# start of Stored records

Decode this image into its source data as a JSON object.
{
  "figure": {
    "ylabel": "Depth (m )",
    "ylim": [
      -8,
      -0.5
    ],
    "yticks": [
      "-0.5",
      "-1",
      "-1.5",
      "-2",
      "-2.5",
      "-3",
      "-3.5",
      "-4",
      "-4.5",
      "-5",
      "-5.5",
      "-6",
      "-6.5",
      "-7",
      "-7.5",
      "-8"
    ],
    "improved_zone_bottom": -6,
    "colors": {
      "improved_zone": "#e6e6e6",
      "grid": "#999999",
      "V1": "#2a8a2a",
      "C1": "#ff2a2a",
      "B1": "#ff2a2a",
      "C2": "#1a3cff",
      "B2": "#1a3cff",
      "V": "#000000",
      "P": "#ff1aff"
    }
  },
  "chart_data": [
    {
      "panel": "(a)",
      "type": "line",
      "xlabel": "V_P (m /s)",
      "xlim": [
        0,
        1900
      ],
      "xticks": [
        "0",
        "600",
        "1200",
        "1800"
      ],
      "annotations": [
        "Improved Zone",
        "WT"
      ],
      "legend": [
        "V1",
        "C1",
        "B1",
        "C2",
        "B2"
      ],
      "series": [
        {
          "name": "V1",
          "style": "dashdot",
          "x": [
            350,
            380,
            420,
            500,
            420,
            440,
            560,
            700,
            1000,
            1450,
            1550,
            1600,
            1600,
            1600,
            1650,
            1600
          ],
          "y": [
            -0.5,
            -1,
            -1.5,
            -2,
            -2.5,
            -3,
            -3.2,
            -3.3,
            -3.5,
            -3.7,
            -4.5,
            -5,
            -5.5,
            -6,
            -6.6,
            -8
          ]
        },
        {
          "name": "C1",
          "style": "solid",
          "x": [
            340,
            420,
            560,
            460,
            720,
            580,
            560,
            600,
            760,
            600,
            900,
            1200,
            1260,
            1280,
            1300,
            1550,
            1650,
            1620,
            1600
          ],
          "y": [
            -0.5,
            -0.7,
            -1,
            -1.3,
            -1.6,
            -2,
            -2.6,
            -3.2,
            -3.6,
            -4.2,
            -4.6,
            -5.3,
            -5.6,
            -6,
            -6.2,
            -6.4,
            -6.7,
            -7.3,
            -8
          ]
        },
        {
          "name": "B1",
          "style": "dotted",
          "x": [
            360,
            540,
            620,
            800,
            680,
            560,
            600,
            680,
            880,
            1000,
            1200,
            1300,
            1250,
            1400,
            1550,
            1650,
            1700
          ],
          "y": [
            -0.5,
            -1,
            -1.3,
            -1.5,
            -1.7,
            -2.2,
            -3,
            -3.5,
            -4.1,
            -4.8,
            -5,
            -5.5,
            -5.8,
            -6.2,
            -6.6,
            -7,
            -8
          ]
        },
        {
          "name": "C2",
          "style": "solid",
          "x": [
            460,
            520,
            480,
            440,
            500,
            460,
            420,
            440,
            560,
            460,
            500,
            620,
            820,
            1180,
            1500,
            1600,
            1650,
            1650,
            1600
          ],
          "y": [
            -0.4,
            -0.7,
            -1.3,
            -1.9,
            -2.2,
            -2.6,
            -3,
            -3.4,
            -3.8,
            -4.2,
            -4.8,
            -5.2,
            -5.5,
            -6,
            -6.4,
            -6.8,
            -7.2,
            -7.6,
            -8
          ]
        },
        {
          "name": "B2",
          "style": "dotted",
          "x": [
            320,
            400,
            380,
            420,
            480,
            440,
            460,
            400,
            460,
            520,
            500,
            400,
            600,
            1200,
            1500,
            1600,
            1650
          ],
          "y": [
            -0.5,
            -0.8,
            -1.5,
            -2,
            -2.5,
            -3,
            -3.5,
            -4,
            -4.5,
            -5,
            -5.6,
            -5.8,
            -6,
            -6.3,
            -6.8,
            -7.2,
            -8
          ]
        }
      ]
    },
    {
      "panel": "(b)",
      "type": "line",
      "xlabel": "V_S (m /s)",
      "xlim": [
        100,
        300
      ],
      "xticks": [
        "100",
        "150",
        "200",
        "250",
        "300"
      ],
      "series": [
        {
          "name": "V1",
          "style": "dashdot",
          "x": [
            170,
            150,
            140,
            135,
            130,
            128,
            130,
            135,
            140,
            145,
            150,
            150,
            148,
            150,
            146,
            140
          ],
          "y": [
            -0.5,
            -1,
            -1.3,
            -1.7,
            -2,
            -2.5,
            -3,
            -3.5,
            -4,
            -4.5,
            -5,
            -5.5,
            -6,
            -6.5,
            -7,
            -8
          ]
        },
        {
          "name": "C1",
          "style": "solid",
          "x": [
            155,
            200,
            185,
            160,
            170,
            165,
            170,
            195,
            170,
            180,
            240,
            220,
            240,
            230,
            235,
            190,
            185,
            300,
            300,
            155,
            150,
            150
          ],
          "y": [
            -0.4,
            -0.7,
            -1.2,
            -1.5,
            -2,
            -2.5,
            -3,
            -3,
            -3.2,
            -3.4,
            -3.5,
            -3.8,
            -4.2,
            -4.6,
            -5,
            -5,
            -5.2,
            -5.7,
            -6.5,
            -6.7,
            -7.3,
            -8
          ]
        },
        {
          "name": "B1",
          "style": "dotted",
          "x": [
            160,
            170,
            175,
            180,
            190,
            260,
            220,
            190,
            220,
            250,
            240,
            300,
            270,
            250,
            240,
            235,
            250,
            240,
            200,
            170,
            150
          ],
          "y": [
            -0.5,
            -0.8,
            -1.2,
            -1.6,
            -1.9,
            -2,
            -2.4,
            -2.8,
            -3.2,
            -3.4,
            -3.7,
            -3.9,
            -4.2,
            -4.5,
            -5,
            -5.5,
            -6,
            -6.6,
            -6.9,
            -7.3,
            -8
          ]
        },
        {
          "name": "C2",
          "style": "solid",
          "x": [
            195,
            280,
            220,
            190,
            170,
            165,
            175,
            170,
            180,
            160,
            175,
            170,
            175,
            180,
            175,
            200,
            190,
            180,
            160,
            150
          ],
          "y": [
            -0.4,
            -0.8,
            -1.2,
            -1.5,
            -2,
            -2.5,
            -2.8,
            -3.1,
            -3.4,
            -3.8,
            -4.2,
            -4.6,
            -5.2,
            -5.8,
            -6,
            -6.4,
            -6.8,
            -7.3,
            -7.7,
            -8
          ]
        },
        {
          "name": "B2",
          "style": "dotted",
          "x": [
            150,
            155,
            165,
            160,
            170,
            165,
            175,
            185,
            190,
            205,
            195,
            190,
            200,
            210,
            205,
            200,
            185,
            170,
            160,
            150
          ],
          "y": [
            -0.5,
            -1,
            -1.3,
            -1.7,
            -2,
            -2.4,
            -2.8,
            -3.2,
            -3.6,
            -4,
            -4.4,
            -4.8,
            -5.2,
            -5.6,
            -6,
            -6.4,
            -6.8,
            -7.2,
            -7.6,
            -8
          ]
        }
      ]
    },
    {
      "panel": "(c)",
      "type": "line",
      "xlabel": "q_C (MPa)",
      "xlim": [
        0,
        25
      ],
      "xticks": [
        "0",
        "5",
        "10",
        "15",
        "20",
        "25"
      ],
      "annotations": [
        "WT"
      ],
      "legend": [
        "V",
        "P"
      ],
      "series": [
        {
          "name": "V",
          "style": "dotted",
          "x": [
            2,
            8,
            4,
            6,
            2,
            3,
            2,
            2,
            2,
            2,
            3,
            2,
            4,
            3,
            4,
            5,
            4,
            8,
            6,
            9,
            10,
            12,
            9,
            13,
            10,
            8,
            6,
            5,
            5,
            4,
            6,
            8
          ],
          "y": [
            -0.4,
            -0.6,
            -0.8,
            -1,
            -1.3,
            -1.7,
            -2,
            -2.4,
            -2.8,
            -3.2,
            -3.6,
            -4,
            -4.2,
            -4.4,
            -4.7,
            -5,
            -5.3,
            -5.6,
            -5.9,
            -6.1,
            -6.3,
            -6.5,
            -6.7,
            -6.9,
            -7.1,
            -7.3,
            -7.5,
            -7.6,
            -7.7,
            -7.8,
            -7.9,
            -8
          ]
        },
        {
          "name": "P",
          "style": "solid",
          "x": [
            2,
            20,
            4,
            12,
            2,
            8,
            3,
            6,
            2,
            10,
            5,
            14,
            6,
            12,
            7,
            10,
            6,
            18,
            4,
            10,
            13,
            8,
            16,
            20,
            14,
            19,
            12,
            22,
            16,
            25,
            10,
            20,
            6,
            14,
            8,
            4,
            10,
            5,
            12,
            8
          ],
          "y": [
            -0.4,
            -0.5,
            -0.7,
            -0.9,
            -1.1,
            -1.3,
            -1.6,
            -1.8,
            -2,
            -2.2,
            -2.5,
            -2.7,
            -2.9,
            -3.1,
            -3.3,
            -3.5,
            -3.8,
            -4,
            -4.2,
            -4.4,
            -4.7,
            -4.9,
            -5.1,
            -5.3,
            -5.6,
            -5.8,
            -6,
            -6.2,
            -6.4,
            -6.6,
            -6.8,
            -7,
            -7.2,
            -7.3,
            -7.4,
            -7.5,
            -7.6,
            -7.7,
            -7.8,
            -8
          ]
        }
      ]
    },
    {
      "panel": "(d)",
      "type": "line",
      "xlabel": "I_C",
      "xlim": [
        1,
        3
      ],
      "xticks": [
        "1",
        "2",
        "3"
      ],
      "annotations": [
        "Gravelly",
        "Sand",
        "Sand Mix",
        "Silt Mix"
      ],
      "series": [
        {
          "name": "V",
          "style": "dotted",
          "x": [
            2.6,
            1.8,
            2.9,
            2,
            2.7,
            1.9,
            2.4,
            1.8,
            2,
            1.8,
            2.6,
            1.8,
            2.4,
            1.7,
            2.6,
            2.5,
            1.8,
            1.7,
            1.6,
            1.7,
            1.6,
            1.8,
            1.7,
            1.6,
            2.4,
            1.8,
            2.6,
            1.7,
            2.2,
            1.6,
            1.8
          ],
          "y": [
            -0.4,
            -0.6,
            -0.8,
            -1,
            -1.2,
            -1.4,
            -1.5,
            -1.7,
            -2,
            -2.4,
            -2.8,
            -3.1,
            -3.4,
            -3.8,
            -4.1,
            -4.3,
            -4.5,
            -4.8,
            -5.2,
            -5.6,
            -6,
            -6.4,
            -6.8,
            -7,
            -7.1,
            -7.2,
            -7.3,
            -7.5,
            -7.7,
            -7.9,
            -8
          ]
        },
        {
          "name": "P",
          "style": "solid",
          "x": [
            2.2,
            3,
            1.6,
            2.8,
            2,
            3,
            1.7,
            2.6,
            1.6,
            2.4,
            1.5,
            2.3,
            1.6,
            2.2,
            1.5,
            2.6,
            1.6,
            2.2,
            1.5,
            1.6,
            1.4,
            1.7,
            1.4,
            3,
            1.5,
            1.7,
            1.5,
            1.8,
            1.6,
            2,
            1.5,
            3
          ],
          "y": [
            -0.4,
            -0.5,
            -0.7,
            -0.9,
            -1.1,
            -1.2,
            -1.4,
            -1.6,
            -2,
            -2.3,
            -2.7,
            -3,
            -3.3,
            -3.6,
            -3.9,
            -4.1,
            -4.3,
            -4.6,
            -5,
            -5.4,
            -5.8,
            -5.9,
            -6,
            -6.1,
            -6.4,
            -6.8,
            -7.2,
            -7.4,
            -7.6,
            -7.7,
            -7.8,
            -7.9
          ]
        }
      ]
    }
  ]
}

# end of Stored records

• _What you are asked to do_:
In the entries above, count each line that holds "xlabel". Give the total and nothing else.

• _Correct answer_:
4